> **SHORT EXERCISE**
Identify all lines in the data containing the string "науку". Copy them out.

Raw records:
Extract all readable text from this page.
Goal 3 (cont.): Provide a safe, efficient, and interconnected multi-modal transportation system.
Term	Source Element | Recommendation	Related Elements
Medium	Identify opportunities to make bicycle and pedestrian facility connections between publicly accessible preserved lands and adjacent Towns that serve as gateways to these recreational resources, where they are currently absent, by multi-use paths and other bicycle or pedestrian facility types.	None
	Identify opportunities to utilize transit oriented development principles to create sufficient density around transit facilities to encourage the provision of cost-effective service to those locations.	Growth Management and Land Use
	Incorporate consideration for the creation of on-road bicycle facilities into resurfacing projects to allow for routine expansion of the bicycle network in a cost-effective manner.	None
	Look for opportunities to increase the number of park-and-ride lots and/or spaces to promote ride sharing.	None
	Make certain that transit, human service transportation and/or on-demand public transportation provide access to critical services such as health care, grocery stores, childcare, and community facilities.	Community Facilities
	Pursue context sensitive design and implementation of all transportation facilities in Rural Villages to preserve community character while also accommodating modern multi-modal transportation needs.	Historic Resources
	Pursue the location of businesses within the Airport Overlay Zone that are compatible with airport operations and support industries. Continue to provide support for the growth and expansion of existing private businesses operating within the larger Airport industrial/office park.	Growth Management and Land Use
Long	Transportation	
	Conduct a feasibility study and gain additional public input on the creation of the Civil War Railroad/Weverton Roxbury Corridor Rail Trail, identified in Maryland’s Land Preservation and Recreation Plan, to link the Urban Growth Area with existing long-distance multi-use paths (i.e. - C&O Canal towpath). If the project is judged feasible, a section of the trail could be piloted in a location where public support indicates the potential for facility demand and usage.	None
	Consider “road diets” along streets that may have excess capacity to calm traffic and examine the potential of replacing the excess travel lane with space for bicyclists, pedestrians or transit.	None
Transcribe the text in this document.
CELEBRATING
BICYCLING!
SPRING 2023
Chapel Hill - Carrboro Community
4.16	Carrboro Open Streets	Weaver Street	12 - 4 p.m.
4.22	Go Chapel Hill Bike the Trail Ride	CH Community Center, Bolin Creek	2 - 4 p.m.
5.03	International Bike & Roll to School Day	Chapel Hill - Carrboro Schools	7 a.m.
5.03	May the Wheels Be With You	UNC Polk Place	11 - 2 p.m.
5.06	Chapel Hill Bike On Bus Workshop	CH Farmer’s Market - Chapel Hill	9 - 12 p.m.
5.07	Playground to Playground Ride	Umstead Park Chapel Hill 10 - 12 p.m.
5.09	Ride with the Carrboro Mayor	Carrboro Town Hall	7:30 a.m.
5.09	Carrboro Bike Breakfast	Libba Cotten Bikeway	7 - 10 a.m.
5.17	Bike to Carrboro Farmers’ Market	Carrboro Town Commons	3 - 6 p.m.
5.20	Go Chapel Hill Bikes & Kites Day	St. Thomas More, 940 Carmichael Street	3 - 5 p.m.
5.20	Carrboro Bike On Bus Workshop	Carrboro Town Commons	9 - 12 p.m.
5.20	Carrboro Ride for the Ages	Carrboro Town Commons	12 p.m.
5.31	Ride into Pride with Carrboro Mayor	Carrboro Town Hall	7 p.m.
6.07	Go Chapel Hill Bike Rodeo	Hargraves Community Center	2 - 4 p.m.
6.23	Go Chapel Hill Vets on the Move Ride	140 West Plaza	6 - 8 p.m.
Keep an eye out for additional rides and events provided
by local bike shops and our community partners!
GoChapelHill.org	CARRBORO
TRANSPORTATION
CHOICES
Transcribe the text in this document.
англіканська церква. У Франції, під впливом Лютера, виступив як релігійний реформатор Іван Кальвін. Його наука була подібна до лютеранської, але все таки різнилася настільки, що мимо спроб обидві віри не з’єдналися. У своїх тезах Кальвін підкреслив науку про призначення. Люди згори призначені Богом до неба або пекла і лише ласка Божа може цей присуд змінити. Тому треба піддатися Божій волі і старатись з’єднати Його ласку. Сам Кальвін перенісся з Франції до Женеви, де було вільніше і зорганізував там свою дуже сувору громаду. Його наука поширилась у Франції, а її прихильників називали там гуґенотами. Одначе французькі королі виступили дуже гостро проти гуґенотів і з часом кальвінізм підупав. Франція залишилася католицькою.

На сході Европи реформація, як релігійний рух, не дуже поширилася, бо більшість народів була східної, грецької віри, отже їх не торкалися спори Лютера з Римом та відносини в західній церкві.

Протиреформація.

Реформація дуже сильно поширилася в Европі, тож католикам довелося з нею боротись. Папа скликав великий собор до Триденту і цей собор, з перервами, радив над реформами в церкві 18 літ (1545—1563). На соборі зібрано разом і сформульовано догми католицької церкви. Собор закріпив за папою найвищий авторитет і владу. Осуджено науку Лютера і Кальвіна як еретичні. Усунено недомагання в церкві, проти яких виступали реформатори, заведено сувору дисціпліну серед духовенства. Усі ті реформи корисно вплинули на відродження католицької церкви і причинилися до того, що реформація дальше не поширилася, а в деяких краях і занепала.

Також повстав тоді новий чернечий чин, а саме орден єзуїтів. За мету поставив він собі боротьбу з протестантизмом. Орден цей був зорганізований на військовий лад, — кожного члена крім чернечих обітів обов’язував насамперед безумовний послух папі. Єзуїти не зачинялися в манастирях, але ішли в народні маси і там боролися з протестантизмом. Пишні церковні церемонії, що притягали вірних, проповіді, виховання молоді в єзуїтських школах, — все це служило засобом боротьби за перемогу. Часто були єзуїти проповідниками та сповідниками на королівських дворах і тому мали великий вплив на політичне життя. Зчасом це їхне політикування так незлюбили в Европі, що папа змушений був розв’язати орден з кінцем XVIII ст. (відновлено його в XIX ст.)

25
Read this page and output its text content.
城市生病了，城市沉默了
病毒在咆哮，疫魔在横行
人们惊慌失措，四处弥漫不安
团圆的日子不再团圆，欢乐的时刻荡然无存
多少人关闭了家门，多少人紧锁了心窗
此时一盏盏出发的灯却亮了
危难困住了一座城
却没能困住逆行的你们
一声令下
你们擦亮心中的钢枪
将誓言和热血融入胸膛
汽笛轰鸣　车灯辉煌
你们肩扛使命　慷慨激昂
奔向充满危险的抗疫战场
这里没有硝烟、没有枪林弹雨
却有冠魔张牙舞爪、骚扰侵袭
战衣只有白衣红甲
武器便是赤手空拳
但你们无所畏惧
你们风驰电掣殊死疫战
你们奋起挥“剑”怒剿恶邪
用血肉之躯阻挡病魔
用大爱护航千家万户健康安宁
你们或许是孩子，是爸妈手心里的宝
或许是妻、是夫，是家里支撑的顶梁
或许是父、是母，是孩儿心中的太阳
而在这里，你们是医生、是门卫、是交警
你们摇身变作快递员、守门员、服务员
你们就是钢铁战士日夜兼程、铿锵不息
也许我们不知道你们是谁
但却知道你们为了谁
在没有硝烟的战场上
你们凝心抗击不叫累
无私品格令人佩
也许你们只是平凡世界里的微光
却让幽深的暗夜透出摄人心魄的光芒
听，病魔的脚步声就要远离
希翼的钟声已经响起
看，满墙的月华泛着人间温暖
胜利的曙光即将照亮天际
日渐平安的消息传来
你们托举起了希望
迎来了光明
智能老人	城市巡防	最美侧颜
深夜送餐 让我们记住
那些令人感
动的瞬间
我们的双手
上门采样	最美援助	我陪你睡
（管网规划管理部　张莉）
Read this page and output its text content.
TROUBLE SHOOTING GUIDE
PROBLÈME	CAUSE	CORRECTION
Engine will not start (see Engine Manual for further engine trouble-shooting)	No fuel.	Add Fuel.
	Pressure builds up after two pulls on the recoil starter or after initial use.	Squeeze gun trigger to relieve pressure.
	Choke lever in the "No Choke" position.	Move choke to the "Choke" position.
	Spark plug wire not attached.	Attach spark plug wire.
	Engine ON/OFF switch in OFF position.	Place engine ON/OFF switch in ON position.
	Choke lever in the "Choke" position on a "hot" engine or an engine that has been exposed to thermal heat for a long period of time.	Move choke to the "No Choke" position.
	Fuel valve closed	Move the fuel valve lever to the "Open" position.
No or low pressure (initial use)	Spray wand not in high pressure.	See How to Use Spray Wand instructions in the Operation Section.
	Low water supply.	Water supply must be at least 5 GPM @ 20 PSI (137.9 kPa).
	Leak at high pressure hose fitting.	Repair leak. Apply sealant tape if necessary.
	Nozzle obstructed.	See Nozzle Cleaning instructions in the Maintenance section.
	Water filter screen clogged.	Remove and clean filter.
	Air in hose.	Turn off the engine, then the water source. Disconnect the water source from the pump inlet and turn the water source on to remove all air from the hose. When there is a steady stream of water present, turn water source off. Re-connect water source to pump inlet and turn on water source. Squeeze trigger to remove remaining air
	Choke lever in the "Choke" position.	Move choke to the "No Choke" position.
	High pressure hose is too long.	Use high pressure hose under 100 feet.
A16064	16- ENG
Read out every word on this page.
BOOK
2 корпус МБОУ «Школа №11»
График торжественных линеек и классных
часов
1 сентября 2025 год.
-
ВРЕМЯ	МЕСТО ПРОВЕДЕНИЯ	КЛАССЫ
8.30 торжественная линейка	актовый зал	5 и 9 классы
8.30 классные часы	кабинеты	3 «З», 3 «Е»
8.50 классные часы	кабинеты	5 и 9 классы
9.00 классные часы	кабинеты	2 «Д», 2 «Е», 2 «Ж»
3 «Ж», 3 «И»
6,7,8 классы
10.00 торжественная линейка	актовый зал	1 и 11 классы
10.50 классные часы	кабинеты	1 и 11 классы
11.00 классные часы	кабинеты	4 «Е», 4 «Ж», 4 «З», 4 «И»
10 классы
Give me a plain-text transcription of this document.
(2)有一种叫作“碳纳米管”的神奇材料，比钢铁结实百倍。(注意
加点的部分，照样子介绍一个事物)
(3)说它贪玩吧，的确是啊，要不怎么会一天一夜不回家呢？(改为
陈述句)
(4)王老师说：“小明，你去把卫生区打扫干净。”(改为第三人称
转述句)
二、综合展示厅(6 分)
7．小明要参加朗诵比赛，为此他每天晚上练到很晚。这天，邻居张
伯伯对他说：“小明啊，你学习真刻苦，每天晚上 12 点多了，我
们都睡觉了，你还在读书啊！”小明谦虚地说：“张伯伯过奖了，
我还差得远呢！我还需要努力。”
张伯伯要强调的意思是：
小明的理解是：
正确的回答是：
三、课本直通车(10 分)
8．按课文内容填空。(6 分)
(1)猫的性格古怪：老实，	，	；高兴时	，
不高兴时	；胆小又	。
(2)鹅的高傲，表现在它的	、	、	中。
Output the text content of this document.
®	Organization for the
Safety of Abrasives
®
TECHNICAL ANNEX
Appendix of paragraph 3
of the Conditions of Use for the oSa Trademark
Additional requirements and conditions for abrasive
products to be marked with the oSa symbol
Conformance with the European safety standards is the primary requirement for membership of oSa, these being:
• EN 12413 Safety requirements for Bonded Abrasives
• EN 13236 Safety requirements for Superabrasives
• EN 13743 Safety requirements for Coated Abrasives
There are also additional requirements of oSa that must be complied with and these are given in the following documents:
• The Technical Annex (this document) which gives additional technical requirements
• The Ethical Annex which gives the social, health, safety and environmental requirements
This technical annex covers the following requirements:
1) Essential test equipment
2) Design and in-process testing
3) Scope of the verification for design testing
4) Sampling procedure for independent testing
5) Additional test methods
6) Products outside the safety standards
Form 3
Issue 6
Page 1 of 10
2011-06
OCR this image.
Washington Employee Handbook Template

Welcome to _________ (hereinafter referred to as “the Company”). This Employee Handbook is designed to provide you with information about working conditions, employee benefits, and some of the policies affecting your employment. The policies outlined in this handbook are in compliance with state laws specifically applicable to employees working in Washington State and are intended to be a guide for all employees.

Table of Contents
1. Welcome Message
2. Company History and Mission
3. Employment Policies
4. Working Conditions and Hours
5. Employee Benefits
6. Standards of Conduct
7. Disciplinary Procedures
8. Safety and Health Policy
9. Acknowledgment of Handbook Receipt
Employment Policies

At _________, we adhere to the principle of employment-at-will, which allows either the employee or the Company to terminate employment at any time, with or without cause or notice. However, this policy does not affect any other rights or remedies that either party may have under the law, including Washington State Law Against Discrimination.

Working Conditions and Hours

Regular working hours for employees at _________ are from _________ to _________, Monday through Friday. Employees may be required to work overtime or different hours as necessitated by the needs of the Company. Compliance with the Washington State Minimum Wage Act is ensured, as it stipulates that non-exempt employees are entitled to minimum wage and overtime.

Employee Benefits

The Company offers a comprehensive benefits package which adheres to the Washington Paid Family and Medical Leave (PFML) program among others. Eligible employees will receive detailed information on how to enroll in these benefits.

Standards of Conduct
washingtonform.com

> **CORRECT RESPONSE**
англіканська церква. У Франції, під впливом Лютера, виступив як релігійний реформатор Іван Кальвін. Його наука була подібна до лютеранської, але все таки різнилася настільки, що мимо спроб обидві віри не з’єдналися. У своїх тезах Кальвін підкреслив науку про призначення. Люди згори призначені Богом до неба або пекла і лише ласка Божа може цей присуд змінити. Тому треба піддатися Божій волі і старатись з’єднати Його ласку. Сам Кальвін перенісся з Франції до Женеви, де було вільніше і зорганізував там свою дуже сувору громаду. Його наука поширилась у Франції, а її прихильників називали там гуґенотами. Одначе французькі королі виступили дуже гостро проти гуґенотів і з часом кальвінізм підупав. Франція залишилася католицькою.
Реформація дуже сильно поширилася в Европі, тож католикам довелося з нею боротись. Папа скликав великий собор до Триденту і цей собор, з перервами, радив над реформами в церкві 18 літ (1545—1563). На соборі зібрано разом і сформульовано догми католицької церкви. Собор закріпив за папою найвищий авторитет і владу. Осуджено науку Лютера і Кальвіна як еретичні. Усунено недомагання в церкві, проти яких виступали реформатори, заведено сувору дисціпліну серед духовенства. Усі ті реформи корисно вплинули на відродження католицької церкви і причинилися до того, що реформація дальше не поширилася, а в деяких краях і занепала.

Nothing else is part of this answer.